▸ **To do**: Your task is to restate the data word for word.

┌─ Task data

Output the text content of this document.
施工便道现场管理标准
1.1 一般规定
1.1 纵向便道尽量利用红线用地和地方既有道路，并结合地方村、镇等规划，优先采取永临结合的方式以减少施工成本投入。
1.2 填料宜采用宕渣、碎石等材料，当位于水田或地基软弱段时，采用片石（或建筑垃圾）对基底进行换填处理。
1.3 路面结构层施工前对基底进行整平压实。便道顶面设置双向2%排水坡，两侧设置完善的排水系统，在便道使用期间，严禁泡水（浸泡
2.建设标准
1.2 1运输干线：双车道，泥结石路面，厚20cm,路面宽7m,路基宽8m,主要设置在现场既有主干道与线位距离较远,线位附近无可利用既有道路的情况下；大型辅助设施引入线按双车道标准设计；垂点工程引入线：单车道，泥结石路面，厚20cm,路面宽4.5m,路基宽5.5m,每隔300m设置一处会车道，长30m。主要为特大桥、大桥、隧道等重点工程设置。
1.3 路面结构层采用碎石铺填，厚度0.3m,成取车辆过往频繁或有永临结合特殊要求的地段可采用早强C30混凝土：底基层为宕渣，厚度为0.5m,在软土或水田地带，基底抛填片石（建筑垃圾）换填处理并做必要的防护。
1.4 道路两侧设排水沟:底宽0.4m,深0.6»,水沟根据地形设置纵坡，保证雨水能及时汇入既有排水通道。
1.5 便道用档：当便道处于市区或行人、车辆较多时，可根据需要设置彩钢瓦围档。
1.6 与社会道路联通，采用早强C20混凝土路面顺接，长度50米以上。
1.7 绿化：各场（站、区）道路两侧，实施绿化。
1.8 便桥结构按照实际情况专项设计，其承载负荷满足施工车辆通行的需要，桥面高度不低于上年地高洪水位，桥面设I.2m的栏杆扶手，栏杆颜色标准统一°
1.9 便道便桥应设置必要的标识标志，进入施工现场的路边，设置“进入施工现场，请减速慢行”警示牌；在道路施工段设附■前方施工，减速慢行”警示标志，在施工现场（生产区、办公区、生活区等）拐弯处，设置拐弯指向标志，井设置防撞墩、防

└─

▸ **Solution below**:
Output the text content of this document.
施工便道现场管理标准
1.1 一般规定
1.1 纵向便道尽量利用红线用地和地方既有道路，并结合地方村、镇等规划，优先采取永临结合的方式以减少施工成本投入。
1.2 填料宜采用宕渣、碎石等材料，当位于水田或地基软弱段时，采用片石（或建筑垃圾）对基底进行换填处理。
1.3 路面结构层施工前对基底进行整平压实。便道顶面设置双向2%排水坡，两侧设置完善的排水系统，在便道使用期间，严禁泡水（浸泡
2.建设标准
1.2 1运输干线：双车道，泥结石路面，厚20cm,路面宽7m,路基宽8m,主要设置在现场既有主干道与线位距离较远,线位附近无可利用既有道路的情况下；大型辅助设施引入线按双车道标准设计；垂点工程引入线：单车道，泥结石路面，厚20cm,路面宽4.5m,路基宽5.5m,每隔300m设置一处会车道，长30m。主要为特大桥、大桥、隧道等重点工程设置。
1.3 路面结构层采用碎石铺填，厚度0.3m,成取车辆过往频繁或有永临结合特殊要求的地段可采用早强C30混凝土：底基层为宕渣，厚度为0.5m,在软土或水田地带，基底抛填片石（建筑垃圾）换填处理并做必要的防护。
1.4 道路两侧设排水沟:底宽0.4m,深0.6»,水沟根据地形设置纵坡，保证雨水能及时汇入既有排水通道。
1.5 便道用档：当便道处于市区或行人、车辆较多时，可根据需要设置彩钢瓦围档。
1.6 与社会道路联通，采用早强C20混凝土路面顺接，长度50米以上。
1.7 绿化：各场（站、区）道路两侧，实施绿化。
1.8 便桥结构按照实际情况专项设计，其承载负荷满足施工车辆通行的需要，桥面高度不低于上年地高洪水位，桥面设I.2m的栏杆扶手，栏杆颜色标准统一°
1.9 便道便桥应设置必要的标识标志，进入施工现场的路边，设置“进入施工现场，请减速慢行”警示牌；在道路施工段设附■前方施工，减速慢行”警示标志，在施工现场（生产区、办公区、生活区等）拐弯处，设置拐弯指向标志，井设置防撞墩、防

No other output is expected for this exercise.